WORK TASK 1 >> In the profile of Ganesan Periyasamy, condense the paragraph beginning "Hailing from an obscure village" into a short bulleted list that keeps its main facts.
WORK TASK 2 >> According to the profile of Ganesan Periyasamy, what were his bowling figures in the TNPL final?
WORK TASK 3 >> Extend the profile of Ganesan Periyasamy, picking up right after its final sentence.
** SELECTED EXCERPT follows **
The 25-year-old pace bowler Ganesan Periyasamy, who has been compared to Lasith Malinga is also called "Slinger from Salem"
Many sportspersons capture our imagination with their skill, strength and competitive spirit. A few others inspire us with their ability to overcome personal adversity and contretemps.
Only very few manage to totally floor us both with their sporting talent and through their spirited backstory.
Ganesan Periyasamy, the pace bowler from a nondescript village near Salem, who was adjudged the player of the tournament in the recently concluded Tamil Nadu Premier League (TNPL) tournament, is a sportsperson whose saga is sure to make it to most motivational speakers spiel in the coming days.
The young 25-year-old pace bowler, who has a Lasith Malinga-like action that has earned him the easy sobriquet "Slinger from Salem", was the highest wicket-taker in the TNPL with 21 scalps — a number that has never been achieved before in TNPL history.
In the nine matches he played, he had at least a wicket in every one of it. In the final, Periyasamy put in a bravura performance with a five-wicket haul (5/15) and helped his team Chepauk Super Gillies win the title in grand style.
As it happened, before he was picked up by Super Gillies in the 2019 player draft, Periyasamy had almost quit the sport due to the trying circumstances he found himself in.
Hailing from an obscure village named Chinnappampatti, situated 33 kilometres west of Salem, Periyasamy was born into a poor family, that included four siblings, two brothers and two sisters. Aside from his indigent circumstances, Periyasamy also had handicap: a bout of smallpox partially blinded his right eye.
Since then it was his affected eye that caught everybody’s attention. It hurt young Periyasamy so much he went into a shell, had very few friends and even dropped out of school.
But even during those troubled times, he found succour in playing tennis ball cricket and bowling.
“They talked about my eye and I stopped getting along with people. I dropped out of school. I studied only till seventh standard. I reared cattle and played tennis ball cricket,” he recalls his past without any rancour.
“Tennis ball cricket gave me a different feeling. That gave me an identity. That’s why I never let go of playing cricket,” he adds.
It was his passion for the game that led him to take part in the Under-19 state selection trials. He got selected and did play a few matches at the district-level for three years. But a bout of typhoid knocked him down and it was in this phase that he almost gave up the game. He began working at a saree weaving company to help his family tide over penury.
As it happened, it was around this time that Periyasamy also ran into coach Jayaprakash and another fast bowler from Salem, Thangarasu Natarajan.
** End of SELECTED EXCERPT **
** INFORMATION SUPPLIED follows **
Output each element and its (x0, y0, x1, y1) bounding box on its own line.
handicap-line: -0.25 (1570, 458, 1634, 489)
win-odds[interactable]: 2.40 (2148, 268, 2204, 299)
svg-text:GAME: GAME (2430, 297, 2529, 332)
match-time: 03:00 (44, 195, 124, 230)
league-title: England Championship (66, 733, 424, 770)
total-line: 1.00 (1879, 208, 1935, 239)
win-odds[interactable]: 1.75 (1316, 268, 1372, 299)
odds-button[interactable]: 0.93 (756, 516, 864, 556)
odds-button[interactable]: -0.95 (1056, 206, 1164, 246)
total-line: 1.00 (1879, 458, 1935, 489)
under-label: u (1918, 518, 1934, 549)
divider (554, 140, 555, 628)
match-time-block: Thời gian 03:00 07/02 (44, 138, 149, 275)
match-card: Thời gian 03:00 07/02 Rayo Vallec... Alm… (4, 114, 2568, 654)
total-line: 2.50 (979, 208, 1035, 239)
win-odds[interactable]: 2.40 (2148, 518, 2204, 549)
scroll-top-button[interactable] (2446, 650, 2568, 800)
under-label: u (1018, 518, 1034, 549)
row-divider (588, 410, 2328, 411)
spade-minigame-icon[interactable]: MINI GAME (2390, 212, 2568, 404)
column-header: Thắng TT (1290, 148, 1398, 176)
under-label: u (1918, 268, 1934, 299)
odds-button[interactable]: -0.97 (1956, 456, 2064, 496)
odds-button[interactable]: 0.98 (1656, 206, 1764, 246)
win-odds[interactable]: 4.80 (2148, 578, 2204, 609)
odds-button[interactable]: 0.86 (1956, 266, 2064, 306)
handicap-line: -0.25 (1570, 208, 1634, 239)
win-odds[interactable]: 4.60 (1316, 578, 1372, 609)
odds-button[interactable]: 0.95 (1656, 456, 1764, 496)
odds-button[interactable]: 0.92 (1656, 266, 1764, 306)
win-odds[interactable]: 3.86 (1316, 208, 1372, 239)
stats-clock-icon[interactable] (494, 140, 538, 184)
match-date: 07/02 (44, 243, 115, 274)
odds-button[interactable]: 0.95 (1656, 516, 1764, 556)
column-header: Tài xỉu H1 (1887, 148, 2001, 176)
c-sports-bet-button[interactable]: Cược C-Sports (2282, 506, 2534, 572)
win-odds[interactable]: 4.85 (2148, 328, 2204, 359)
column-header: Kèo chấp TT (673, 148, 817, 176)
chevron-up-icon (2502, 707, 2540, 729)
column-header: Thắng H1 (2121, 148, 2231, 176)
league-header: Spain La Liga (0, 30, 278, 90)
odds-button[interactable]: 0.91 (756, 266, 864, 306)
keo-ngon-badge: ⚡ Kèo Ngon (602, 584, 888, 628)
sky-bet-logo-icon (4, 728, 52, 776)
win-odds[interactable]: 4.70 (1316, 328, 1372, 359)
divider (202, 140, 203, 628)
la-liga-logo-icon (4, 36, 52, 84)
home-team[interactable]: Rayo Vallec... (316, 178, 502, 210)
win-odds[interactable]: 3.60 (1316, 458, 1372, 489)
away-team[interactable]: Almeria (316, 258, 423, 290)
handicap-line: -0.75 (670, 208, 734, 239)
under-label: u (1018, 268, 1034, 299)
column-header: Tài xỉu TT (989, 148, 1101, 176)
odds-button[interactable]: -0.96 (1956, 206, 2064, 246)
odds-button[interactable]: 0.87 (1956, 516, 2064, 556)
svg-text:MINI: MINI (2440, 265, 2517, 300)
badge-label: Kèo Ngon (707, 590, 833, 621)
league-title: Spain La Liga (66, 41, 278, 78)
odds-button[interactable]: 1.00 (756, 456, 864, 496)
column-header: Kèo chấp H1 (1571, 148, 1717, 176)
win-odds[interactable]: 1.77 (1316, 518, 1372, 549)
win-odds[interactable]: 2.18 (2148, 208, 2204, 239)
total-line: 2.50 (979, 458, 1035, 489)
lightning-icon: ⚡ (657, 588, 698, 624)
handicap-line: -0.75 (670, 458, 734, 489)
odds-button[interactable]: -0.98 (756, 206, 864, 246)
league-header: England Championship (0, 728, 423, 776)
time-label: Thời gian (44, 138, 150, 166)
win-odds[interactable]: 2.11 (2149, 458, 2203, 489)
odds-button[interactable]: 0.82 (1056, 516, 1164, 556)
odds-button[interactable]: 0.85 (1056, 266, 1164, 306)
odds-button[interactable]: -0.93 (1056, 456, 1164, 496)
** End of INFORMATION SUPPLIED **
EXPECTED OUTPUT 1 >>
- Came from Chinnappampatti, an obscure village 33 kilometres west of Salem
- Born into a poor family with four siblings, two brothers and two sisters
- A bout of smallpox left his right eye partially blind

EXPECTED OUTPUT 2 >> He took five wickets for 15 runs (5/15).

EXPECTED OUTPUT 3 >>
Jayaprakash, who runs two teams, was instrumental in shaping up Natarajan’s rise. The left-arm pacer, who was picked up for Rs 3 crore by Kings XI Punjab in the 2017 Indian Premier League (IPL) auction, too had humble beginnings as his father was a daily wage powerloom worker and his mother ran a roadside eatery.
A chance meeting at the village saloon with Jayaprakash became the turning point in Periyasamy’s life.
“I met Jayaprakash sir in a saloon. I am usually too shy to initiate a conversation with anybody. He asked me why I wasn’t playing, I told him I had to take a break of three years because of typhoid. I used to get severe knee aches and I wasn’t able to run properly. I used to get tired very easily. I told him was going through a hard time,” he says.
However, Jayaprakash was impressed with what he had heard about Periyasamy's bowling, and so he decided to back him.
"He took me to the hospital. He used to come and pick me up by 4 am and take me to hospital in Coimbatore and drop me back home. It was not his job to do all that, yet he did it. He did not expect anything in return. He wouldn’t even let me thank him. He said it was his duty to take care of me and my duty was to play. He’d say that he does all this because I have the talent. He never got a rupee from me,” Periyasamy is quoted as saying.
Natarajan also chipped in with whatever he could. He got Periyasamy his shoes and attire. But Periyasamy, given his background and situation, was constantly plagued by self doubt. He was also riven by a complex that he was unable to speak in English. He felt insecure and wanted to chuck it all. But Jayaprakash and Natarajan counselled the young fast bowler and helped him get back his confidence.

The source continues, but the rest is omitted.